» Stored records:
━━━━━━━━━━

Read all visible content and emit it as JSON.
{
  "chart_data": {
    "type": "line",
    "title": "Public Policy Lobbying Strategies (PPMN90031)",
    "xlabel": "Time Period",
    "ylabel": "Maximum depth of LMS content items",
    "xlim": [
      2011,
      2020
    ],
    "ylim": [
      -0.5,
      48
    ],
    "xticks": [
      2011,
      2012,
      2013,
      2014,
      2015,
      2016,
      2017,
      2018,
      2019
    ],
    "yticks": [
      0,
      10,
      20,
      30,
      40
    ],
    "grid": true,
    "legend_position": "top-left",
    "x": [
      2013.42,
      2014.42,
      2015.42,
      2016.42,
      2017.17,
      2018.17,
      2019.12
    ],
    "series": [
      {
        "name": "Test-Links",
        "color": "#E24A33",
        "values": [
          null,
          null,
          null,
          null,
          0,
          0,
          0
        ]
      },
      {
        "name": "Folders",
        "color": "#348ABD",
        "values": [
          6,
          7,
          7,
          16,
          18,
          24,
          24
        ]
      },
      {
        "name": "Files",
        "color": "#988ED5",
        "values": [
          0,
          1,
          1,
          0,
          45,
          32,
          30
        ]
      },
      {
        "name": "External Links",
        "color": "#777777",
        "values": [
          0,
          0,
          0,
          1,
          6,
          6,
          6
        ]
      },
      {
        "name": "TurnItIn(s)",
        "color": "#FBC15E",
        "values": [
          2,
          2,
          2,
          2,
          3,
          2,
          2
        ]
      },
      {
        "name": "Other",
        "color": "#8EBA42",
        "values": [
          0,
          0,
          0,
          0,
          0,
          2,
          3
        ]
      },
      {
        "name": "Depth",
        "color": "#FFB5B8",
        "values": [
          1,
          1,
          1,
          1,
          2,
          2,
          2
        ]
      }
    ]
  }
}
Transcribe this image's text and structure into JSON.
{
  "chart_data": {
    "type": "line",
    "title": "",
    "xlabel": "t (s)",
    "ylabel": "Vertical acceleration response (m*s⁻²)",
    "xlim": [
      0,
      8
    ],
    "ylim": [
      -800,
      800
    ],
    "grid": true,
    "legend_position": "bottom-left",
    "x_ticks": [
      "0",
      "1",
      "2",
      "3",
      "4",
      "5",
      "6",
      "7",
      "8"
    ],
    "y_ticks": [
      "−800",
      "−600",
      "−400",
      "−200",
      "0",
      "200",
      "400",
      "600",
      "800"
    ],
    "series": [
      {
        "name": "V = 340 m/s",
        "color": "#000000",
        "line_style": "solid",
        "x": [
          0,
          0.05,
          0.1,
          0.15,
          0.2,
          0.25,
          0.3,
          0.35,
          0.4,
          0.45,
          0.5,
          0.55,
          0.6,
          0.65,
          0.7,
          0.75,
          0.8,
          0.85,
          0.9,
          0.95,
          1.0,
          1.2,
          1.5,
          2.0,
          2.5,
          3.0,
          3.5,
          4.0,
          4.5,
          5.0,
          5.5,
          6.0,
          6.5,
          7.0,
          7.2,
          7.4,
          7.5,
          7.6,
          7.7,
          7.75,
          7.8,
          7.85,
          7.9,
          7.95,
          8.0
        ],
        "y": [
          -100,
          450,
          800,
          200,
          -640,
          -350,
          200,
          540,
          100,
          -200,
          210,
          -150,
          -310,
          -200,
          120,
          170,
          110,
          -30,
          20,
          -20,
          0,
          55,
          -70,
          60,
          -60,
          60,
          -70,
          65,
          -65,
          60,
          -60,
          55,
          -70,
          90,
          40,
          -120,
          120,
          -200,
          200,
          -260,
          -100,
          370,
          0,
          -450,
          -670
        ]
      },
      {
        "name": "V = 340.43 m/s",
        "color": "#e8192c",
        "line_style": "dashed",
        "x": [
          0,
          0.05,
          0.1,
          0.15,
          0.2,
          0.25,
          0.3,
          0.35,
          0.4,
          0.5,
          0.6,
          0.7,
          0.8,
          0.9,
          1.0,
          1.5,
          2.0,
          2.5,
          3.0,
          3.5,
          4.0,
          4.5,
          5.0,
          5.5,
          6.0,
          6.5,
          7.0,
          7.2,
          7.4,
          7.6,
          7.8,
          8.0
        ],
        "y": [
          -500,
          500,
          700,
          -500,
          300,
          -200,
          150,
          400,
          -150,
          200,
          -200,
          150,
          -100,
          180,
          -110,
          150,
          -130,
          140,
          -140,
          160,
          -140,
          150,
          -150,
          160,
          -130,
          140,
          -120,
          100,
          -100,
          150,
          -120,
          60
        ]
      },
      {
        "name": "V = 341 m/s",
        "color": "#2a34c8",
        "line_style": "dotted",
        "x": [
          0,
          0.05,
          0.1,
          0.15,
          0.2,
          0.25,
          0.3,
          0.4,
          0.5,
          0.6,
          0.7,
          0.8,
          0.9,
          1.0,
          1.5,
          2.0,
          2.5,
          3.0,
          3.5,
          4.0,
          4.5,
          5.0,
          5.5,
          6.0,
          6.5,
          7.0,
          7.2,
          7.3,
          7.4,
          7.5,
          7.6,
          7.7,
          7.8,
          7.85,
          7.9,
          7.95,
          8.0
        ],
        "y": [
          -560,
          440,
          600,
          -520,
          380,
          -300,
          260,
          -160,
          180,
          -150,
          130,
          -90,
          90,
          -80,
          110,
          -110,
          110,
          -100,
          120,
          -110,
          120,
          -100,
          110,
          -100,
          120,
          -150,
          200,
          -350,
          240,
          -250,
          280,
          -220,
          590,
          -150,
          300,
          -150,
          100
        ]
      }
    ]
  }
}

━━━━━━━━━━

» TASK TO CARRY OUT: List the lines of the records where "title" occurs.

» SOLVED EXERCISE:
    "title": "Public Policy Lobbying Strategies (PPMN90031)",
    "title": "",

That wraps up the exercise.